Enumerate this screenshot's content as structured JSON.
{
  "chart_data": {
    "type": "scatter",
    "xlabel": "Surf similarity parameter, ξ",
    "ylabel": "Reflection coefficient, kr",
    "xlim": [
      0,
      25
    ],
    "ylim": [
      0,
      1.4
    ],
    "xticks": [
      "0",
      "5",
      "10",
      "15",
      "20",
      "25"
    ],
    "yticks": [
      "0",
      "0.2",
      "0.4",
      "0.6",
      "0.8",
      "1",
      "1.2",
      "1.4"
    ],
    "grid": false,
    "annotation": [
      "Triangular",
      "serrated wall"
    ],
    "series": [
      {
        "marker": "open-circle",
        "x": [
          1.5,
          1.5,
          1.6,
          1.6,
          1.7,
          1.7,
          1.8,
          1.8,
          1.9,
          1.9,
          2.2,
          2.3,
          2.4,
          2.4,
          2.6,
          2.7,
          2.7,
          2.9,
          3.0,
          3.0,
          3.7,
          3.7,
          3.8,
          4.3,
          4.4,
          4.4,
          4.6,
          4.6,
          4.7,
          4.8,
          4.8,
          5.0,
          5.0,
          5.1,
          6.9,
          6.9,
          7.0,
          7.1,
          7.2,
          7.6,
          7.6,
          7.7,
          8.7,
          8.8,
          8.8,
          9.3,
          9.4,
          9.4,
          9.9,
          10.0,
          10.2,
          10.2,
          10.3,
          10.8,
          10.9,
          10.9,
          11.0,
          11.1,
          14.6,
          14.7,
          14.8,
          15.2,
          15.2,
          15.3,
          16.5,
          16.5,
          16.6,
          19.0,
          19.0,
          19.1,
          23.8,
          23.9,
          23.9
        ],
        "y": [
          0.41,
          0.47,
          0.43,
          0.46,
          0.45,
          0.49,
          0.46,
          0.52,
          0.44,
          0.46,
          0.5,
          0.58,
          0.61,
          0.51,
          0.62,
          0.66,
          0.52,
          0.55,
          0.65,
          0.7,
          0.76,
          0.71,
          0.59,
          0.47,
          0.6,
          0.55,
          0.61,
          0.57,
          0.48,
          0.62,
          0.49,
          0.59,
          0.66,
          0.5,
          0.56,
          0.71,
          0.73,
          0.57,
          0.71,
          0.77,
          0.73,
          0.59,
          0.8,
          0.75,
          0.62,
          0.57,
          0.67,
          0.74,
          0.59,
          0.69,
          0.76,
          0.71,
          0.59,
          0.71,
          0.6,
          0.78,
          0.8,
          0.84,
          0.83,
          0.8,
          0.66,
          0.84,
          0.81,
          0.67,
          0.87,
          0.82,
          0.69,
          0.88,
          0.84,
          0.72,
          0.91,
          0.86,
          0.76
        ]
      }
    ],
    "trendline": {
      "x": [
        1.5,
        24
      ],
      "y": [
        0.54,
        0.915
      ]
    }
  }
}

# AIM OF THE TASK
Restate the data above exactly, keeping each word as it stands.

# RESPONSE TO THE TASK
Enumerate this screenshot's content as structured JSON.
{
  "chart_data": {
    "type": "scatter",
    "xlabel": "Surf similarity parameter, ξ",
    "ylabel": "Reflection coefficient, kr",
    "xlim": [
      0,
      25
    ],
    "ylim": [
      0,
      1.4
    ],
    "xticks": [
      "0",
      "5",
      "10",
      "15",
      "20",
      "25"
    ],
    "yticks": [
      "0",
      "0.2",
      "0.4",
      "0.6",
      "0.8",
      "1",
      "1.2",
      "1.4"
    ],
    "grid": false,
    "annotation": [
      "Triangular",
      "serrated wall"
    ],
    "series": [
      {
        "marker": "open-circle",
        "x": [
          1.5,
          1.5,
          1.6,
          1.6,
          1.7,
          1.7,
          1.8,
          1.8,
          1.9,
          1.9,
          2.2,
          2.3,
          2.4,
          2.4,
          2.6,
          2.7,
          2.7,
          2.9,
          3.0,
          3.0,
          3.7,
          3.7,
          3.8,
          4.3,
          4.4,
          4.4,
          4.6,
          4.6,
          4.7,
          4.8,
          4.8,
          5.0,
          5.0,
          5.1,
          6.9,
          6.9,
          7.0,
          7.1,
          7.2,
          7.6,
          7.6,
          7.7,
          8.7,
          8.8,
          8.8,
          9.3,
          9.4,
          9.4,
          9.9,
          10.0,
          10.2,
          10.2,
          10.3,
          10.8,
          10.9,
          10.9,
          11.0,
          11.1,
          14.6,
          14.7,
          14.8,
          15.2,
          15.2,
          15.3,
          16.5,
          16.5,
          16.6,
          19.0,
          19.0,
          19.1,
          23.8,
          23.9,
          23.9
        ],
        "y": [
          0.41,
          0.47,
          0.43,
          0.46,
          0.45,
          0.49,
          0.46,
          0.52,
          0.44,
          0.46,
          0.5,
          0.58,
          0.61,
          0.51,
          0.62,
          0.66,
          0.52,
          0.55,
          0.65,
          0.7,
          0.76,
          0.71,
          0.59,
          0.47,
          0.6,
          0.55,
          0.61,
          0.57,
          0.48,
          0.62,
          0.49,
          0.59,
          0.66,
          0.5,
          0.56,
          0.71,
          0.73,
          0.57,
          0.71,
          0.77,
          0.73,
          0.59,
          0.8,
          0.75,
          0.62,
          0.57,
          0.67,
          0.74,
          0.59,
          0.69,
          0.76,
          0.71,
          0.59,
          0.71,
          0.6,
          0.78,
          0.8,
          0.84,
          0.83,
          0.8,
          0.66,
          0.84,
          0.81,
          0.67,
          0.87,
          0.82,
          0.69,
          0.88,
          0.84,
          0.72,
          0.91,
          0.86,
          0.76
        ]
      }
    ],
    "trendline": {
      "x": [
        1.5,
        24
      ],
      "y": [
        0.54,
        0.915
      ]
    }
  }
}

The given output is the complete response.